◆ Aim of the task ◆
The exercise asks for every line of the data to be reproduced exactly.
>> Start Input for this task
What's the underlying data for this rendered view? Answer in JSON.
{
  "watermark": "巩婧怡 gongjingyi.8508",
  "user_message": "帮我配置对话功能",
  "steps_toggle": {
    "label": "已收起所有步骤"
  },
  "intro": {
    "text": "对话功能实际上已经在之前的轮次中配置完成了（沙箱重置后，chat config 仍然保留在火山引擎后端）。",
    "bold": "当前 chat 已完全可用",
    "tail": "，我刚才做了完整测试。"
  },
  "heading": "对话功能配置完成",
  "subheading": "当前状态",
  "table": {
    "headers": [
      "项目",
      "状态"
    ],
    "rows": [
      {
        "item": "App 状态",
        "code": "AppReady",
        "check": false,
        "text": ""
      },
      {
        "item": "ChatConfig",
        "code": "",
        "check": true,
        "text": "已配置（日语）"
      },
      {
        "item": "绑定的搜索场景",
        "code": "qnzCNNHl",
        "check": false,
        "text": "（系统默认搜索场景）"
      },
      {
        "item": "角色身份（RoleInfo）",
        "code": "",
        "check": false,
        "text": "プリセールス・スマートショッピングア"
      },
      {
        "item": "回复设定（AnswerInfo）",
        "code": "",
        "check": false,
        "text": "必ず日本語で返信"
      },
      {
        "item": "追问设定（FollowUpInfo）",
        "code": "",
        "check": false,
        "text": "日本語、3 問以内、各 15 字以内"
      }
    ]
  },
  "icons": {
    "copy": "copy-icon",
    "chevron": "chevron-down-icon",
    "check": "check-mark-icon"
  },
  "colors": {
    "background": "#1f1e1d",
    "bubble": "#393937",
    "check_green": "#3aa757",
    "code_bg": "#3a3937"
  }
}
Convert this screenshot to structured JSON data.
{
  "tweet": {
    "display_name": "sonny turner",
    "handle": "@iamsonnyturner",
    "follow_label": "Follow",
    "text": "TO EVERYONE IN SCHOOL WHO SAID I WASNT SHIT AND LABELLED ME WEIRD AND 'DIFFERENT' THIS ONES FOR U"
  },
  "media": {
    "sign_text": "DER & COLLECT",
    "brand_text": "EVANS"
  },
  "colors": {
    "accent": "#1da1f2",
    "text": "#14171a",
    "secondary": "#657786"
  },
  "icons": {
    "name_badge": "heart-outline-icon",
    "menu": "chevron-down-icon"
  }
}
>> End Input for this task
◆ Exercise answer ◆
What's the underlying data for this rendered view? Answer in JSON.
{
  "watermark": "巩婧怡 gongjingyi.8508",
  "user_message": "帮我配置对话功能",
  "steps_toggle": {
    "label": "已收起所有步骤"
  },
  "intro": {
    "text": "对话功能实际上已经在之前的轮次中配置完成了（沙箱重置后，chat config 仍然保留在火山引擎后端）。",
    "bold": "当前 chat 已完全可用",
    "tail": "，我刚才做了完整测试。"
  },
  "heading": "对话功能配置完成",
  "subheading": "当前状态",
  "table": {
    "headers": [
      "项目",
      "状态"
    ],
    "rows": [
      {
        "item": "App 状态",
        "code": "AppReady",
        "check": false,
        "text": ""
      },
      {
        "item": "ChatConfig",
        "code": "",
        "check": true,
        "text": "已配置（日语）"
      },
      {
        "item": "绑定的搜索场景",
        "code": "qnzCNNHl",
        "check": false,
        "text": "（系统默认搜索场景）"
      },
      {
        "item": "角色身份（RoleInfo）",
        "code": "",
        "check": false,
        "text": "プリセールス・スマートショッピングア"
      },
      {
        "item": "回复设定（AnswerInfo）",
        "code": "",
        "check": false,
        "text": "必ず日本語で返信"
      },
      {
        "item": "追问设定（FollowUpInfo）",
        "code": "",
        "check": false,
        "text": "日本語、3 問以内、各 15 字以内"
      }
    ]
  },
  "icons": {
    "copy": "copy-icon",
    "chevron": "chevron-down-icon",
    "check": "check-mark-icon"
  },
  "colors": {
    "background": "#1f1e1d",
    "bubble": "#393937",
    "check_green": "#3aa757",
    "code_bg": "#3a3937"
  }
}
Convert this screenshot to structured JSON data.
{
  "tweet": {
    "display_name": "sonny turner",
    "handle": "@iamsonnyturner",
    "follow_label": "Follow",
    "text": "TO EVERYONE IN SCHOOL WHO SAID I WASNT SHIT AND LABELLED ME WEIRD AND 'DIFFERENT' THIS ONES FOR U"
  },
  "media": {
    "sign_text": "DER & COLLECT",
    "brand_text": "EVANS"
  },
  "colors": {
    "accent": "#1da1f2",
    "text": "#14171a",
    "secondary": "#657786"
  },
  "icons": {
    "name_badge": "heart-outline-icon",
    "menu": "chevron-down-icon"
  }
}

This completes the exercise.